→ **What is being asked**
Reproduce exactly the lines from the one that holds "Read all visible content and emit it as JSON." through the last line of the entries, both ends included, but not the pictures.
★ ★ ★ ★ ★ ★ ★
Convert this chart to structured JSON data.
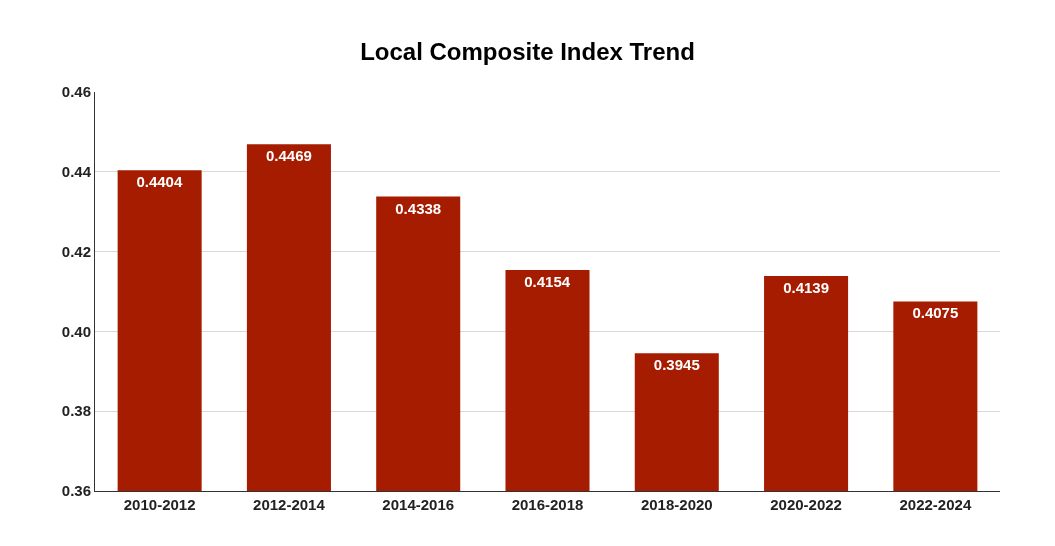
{
  "chart_data": {
    "type": "bar",
    "title": "Local Composite Index Trend",
    "categories": [
      "2010-2012",
      "2012-2014",
      "2014-2016",
      "2016-2018",
      "2018-2020",
      "2020-2022",
      "2022-2024"
    ],
    "values": [
      0.4404,
      0.4469,
      0.4338,
      0.4154,
      0.3945,
      0.4139,
      0.4075
    ],
    "color": "#a61c00",
    "ylim": [
      0.36,
      0.46
    ],
    "yticks": [
      0.36,
      0.38,
      {
        "value": 0.4,
        "label": "0.40"
      },
      0.42,
      0.44,
      0.46
    ],
    "grid": "y",
    "data_labels": true
  }
}
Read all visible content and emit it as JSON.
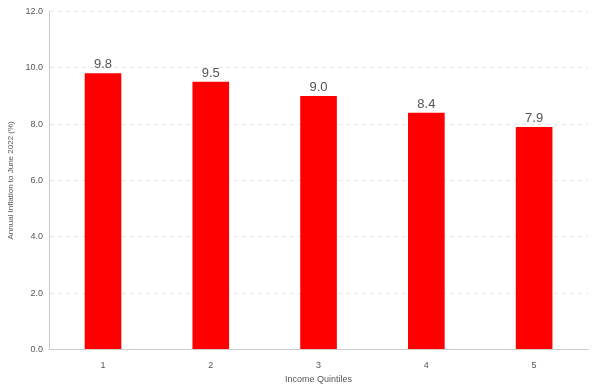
{
  "chart_data": {
    "type": "bar",
    "categories": [
      "1",
      "2",
      "3",
      "4",
      "5"
    ],
    "values": [
      9.8,
      9.5,
      9.0,
      8.4,
      7.9
    ],
    "value_labels": [
      "9.8",
      "9.5",
      "9.0",
      "8.4",
      "7.9"
    ],
    "color": "#ff0000",
    "x_label": "Income Quintiles",
    "y_label": "Annual Inflation to June 2022 (%)",
    "ylim": [
      0,
      12
    ],
    "yticks": [
      {
        "value": 0,
        "label": "0.0"
      },
      {
        "value": 2,
        "label": "2.0"
      },
      {
        "value": 4,
        "label": "4.0"
      },
      {
        "value": 6,
        "label": "6.0"
      },
      {
        "value": 8,
        "label": "8.0"
      },
      {
        "value": 10,
        "label": "10.0"
      },
      {
        "value": 12,
        "label": "12.0"
      }
    ],
    "grid": true,
    "data_labels": true
  }
}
★ ★ ★ ★ ★ ★ ★
→ **Reply to the exercise**
Read all visible content and emit it as JSON.
{
  "chart_data": {
    "type": "bar",
    "categories": [
      "1",
      "2",
      "3",
      "4",
      "5"
    ],
    "values": [
      9.8,
      9.5,
      9.0,
      8.4,
      7.9
    ],
    "value_labels": [
      "9.8",
      "9.5",
      "9.0",
      "8.4",
      "7.9"
    ],
    "color": "#ff0000",
    "x_label": "Income Quintiles",
    "y_label": "Annual Inflation to June 2022 (%)",
    "ylim": [
      0,
      12
    ],
    "yticks": [
      {
        "value": 0,
        "label": "0.0"
      },
      {
        "value": 2,
        "label": "2.0"
      },
      {
        "value": 4,
        "label": "4.0"
      },
      {
        "value": 6,
        "label": "6.0"
      },
      {
        "value": 8,
        "label": "8.0"
      },
      {
        "value": 10,
        "label": "10.0"
      },
      {
        "value": 12,
        "label": "12.0"
      }
    ],
    "grid": true,
    "data_labels": true
  }
}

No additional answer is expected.